_DATA EXCERPTS_:

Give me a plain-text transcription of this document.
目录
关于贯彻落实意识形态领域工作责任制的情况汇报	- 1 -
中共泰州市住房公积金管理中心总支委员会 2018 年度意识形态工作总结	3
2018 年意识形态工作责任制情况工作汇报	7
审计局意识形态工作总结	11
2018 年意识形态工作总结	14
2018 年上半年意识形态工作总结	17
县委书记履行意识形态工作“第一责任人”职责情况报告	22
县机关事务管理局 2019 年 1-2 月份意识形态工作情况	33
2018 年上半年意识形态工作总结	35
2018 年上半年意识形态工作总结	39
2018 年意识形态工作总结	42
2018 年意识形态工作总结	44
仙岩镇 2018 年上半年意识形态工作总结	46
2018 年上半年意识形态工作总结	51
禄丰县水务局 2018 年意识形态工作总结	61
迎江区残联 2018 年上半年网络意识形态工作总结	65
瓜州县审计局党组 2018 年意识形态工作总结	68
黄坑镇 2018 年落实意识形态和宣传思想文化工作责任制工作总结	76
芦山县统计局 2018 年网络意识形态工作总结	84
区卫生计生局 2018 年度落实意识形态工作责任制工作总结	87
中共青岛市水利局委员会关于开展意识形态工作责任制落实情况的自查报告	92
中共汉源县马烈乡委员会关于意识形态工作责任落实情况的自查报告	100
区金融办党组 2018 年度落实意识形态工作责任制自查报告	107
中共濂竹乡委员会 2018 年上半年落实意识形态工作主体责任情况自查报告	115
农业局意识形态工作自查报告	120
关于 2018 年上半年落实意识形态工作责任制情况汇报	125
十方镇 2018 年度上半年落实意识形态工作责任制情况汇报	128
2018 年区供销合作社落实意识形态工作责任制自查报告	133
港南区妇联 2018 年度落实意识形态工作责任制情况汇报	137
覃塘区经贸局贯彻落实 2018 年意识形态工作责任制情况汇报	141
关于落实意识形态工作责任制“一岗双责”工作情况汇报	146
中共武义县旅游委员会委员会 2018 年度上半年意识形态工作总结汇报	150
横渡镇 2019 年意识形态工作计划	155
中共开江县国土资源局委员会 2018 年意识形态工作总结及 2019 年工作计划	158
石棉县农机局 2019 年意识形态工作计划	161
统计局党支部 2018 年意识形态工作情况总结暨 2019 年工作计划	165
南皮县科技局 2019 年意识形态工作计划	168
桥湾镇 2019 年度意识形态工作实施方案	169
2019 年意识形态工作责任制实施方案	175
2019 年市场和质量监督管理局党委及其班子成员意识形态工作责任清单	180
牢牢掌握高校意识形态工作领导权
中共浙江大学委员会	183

_PROBLEM TO WORK ON_: Extract the entries above verbatim.

_EXERCISE OUTPUT_:
Give me a plain-text transcription of this document.
目录
关于贯彻落实意识形态领域工作责任制的情况汇报	- 1 -
中共泰州市住房公积金管理中心总支委员会 2018 年度意识形态工作总结	3
2018 年意识形态工作责任制情况工作汇报	7
审计局意识形态工作总结	11
2018 年意识形态工作总结	14
2018 年上半年意识形态工作总结	17
县委书记履行意识形态工作“第一责任人”职责情况报告	22
县机关事务管理局 2019 年 1-2 月份意识形态工作情况	33
2018 年上半年意识形态工作总结	35
2018 年上半年意识形态工作总结	39
2018 年意识形态工作总结	42
2018 年意识形态工作总结	44
仙岩镇 2018 年上半年意识形态工作总结	46
2018 年上半年意识形态工作总结	51
禄丰县水务局 2018 年意识形态工作总结	61
迎江区残联 2018 年上半年网络意识形态工作总结	65
瓜州县审计局党组 2018 年意识形态工作总结	68
黄坑镇 2018 年落实意识形态和宣传思想文化工作责任制工作总结	76
芦山县统计局 2018 年网络意识形态工作总结	84
区卫生计生局 2018 年度落实意识形态工作责任制工作总结	87
中共青岛市水利局委员会关于开展意识形态工作责任制落实情况的自查报告	92
中共汉源县马烈乡委员会关于意识形态工作责任落实情况的自查报告	100
区金融办党组 2018 年度落实意识形态工作责任制自查报告	107
中共濂竹乡委员会 2018 年上半年落实意识形态工作主体责任情况自查报告	115
农业局意识形态工作自查报告	120
关于 2018 年上半年落实意识形态工作责任制情况汇报	125
十方镇 2018 年度上半年落实意识形态工作责任制情况汇报	128
2018 年区供销合作社落实意识形态工作责任制自查报告	133
港南区妇联 2018 年度落实意识形态工作责任制情况汇报	137
覃塘区经贸局贯彻落实 2018 年意识形态工作责任制情况汇报	141
关于落实意识形态工作责任制“一岗双责”工作情况汇报	146
中共武义县旅游委员会委员会 2018 年度上半年意识形态工作总结汇报	150
横渡镇 2019 年意识形态工作计划	155
中共开江县国土资源局委员会 2018 年意识形态工作总结及 2019 年工作计划	158
石棉县农机局 2019 年意识形态工作计划	161
统计局党支部 2018 年意识形态工作情况总结暨 2019 年工作计划	165
南皮县科技局 2019 年意识形态工作计划	168
桥湾镇 2019 年度意识形态工作实施方案	169
2019 年意识形态工作责任制实施方案	175
2019 年市场和质量监督管理局党委及其班子成员意识形态工作责任清单	180
牢牢掌握高校意识形态工作领导权
中共浙江大学委员会	183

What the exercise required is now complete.